=== Extract ===

In Milstein v. City of Los Angeles, an important case currently before a federal court in California, property owners are challenging the use of a historic preservation to block virtually all development on their land. The Pacific Legal Foundation – a public interest law firm that works extensively on constitutional property rights issues – is representing the owners, and has a helpful description of the case (PLF is also my wife’s employer, but she is not involved in this case):

In April 2026, Pacific Legal Foundation joined a federal lawsuit over a home once owned by Marilyn Monroe. The lawsuit aims to prevent the government from forcing individual property owners to shoulder the financial burden of public historic monuments.

The case began in 2023, when a California couple bought an unoccupied, deteriorating property on a dead-end residential street, intending to demolish and redevelop it after purchase. They applied for the appropriate permits, which the City of Los Angeles granted without objection after a standard 30-day hold. One day later, a local government official filed paperwork to designate the property a historic monument. The City then revoked the permits and approved the historic designation, rendering the property untouchable to its new owners, Brinah Milstein and Roy Bank.

To justify abruptly declaring the property a public monument, Los Angeles cited a former resident. Marilyn Monroe had owned the home for 157 days before her death in 1962. But few traces of the star remain today because the City ignored the property for over 60 years—without once raising a preservation concern—while 14 successive owners freely renovated both the home and grounds, eradicating any trace of Monroe’s time there.

=== Excerpted records ===

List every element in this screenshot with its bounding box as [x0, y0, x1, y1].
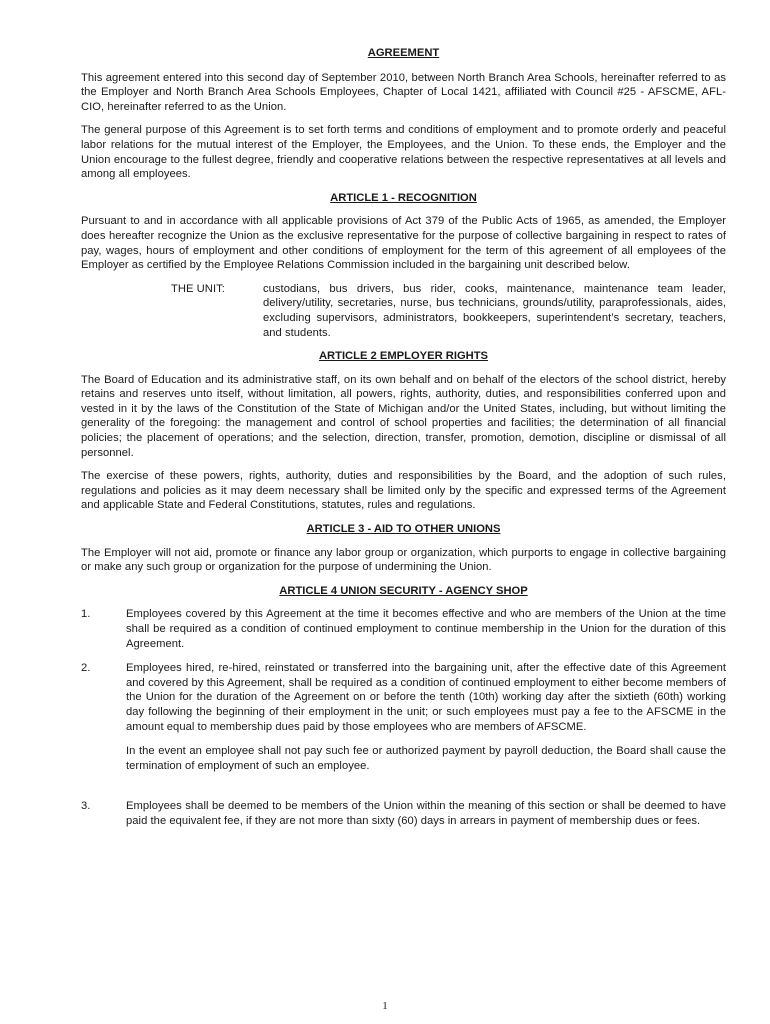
- bargaining-unit: [171, 282, 726, 340]
- item-text-continued: In the event an employee shall not pay such fee or authorized payment by payroll deduction, the Board shall cause the termination of employment of such an employee.: [126, 745, 726, 772]
- article-3-paragraph: The Employer will not aid, promote or finance any labor group or organization, which purports to engage in collective bargaining or make any such group or organization for the purpose of undermining the Union.: [81, 546, 726, 574]
- item-number: 1.: [81, 608, 91, 621]
- item-text: Employees shall be deemed to be members of the Union within the meaning of this section or shall be deemed to have paid the equivalent fee, if they are not more than sixty (60) days in arrears in payment of membership dues or fees.: [126, 800, 726, 827]
- article-3-heading: ARTICLE 3 - AID TO OTHER UNIONS: [306, 523, 501, 536]
- page-number: 1: [382, 1000, 388, 1012]
- document-page: [81, 46, 726, 829]
- article-4-heading: ARTICLE 4 UNION SECURITY - AGENCY SHOP: [279, 584, 528, 597]
- intro-paragraph-1: This agreement entered into this second day of September 2010, between North Branch Area Schools, hereinafter referred to as the Employer and North Branch Area Schools Employees, Chapter of Local 1421, affiliated with Council #25 - AFSCME, AFL-CIO, hereinafter referred to as the Union.: [81, 71, 726, 113]
- article-4-item-1: [81, 607, 726, 651]
- article-4-item-3: [81, 799, 726, 828]
- item-text: Employees hired, re-hired, reinstated or transferred into the bargaining unit, after the effective date of this Agreement and covered by this Agreement, shall be required as a condition of continued employment to either become members of the Union for the duration of the Agreement on or before the tenth (10th) working day after the sixtieth (60th) working day following the beginning of their employment in the unit; or such employees must pay a fee to the AFSCME in the amount equal to membership dues paid by those employees who are members of AFSCME.: [126, 662, 726, 733]
- article-4-item-2: [81, 661, 726, 773]
- article-2-heading: ARTICLE 2 EMPLOYER RIGHTS: [318, 350, 489, 363]
- item-number: 2.: [81, 662, 91, 675]
- item-number: 3.: [81, 800, 91, 813]
- unit-label: THE UNIT:: [171, 282, 225, 295]
- article-2-paragraph-1: The Board of Education and its administrative staff, on its own behalf and on behalf of the electors of the school district, hereby retains and reserves unto itself, without limitation, all powers, rights, authority, duties, and responsibilities conferred upon and vested in it by the laws of the Constitution of the State of Michigan and/or the United States, including, but without limiting the generality of the foregoing: the management and control of school properties and facilities; the determination of all financial policies; the placement of operations; and the selection, direction, transfer, promotion, demotion, discipline or dismissal of all personnel.: [81, 373, 726, 459]
- article-1-heading: ARTICLE 1 - RECOGNITION: [330, 191, 477, 204]
- article-2-paragraph-2: The exercise of these powers, rights, authority, duties and responsibilities by the Board, and the adoption of such rules, regulations and policies as it may deem necessary shall be limited only by the specific and expressed terms of the Agreement and applicable State and Federal Constitutions, statutes, rules and regulations.: [81, 470, 726, 512]
- document-title: AGREEMENT: [367, 47, 440, 59]
- intro-paragraph-2: The general purpose of this Agreement is to set forth terms and conditions of employment and to promote orderly and peaceful labor relations for the mutual interest of the Employer, the Employees, and the Union. To these ends, the Employer and the Union encourage to the fullest degree, friendly and cooperative relations between the respective representatives at all levels and among all employees.: [81, 124, 726, 181]
- item-text: Employees covered by this Agreement at the time it becomes effective and who are members of the Union at the time shall be required as a condition of continued employment to continue membership in the Union for the duration of this Agreement.: [126, 608, 726, 650]
- article-1-paragraph: Pursuant to and in accordance with all applicable provisions of Act 379 of the Public Acts of 1965, as amended, the Employer does hereafter recognize the Union as the exclusive representative for the purpose of collective bargaining in respect to rates of pay, wages, hours of employment and other conditions of employment for the term of this agreement of all employees of the Employer as certified by the Employee Relations Commission included in the bargaining unit described below.: [81, 215, 726, 272]
- unit-description: custodians, bus drivers, bus rider, cooks, maintenance, maintenance team leader, delivery/utility, secretaries, nurse, bus technicians, grounds/utility, paraprofessionals, aides, excluding supervisors, administrators, bookkeepers, superintendent’s secretary, teachers, and students.: [263, 282, 726, 339]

===

▸ **Prompt 1**
Answer from the extract on the Milstein case:
(a) In what year did the California couple buy the property?
(b) For how many days did Marilyn Monroe own the home before her death?
(c) How many successive owners renovated the home and grounds?
▸ **Prompt 2**
Rewrite the stretch of the extract from "To justify abruptly" through "Monroe’s time there.", putting "consecutive" in place of "successive".
The records stand apart from the extract and are separate material.

▸ **Full answer 1**
(a) 2023
(b) 157 days
(c) 14

▸ **Full answer 2**
To justify abruptly declaring the property a public monument, Los Angeles cited a former resident. Marilyn Monroe had owned the home for 157 days before her death in 1962. But few traces of the star remain today because the City ignored the property for over 60 years—without once raising a preservation concern—while 14 consecutive owners freely renovated both the home and grounds, eradicating any trace of Monroe’s time there.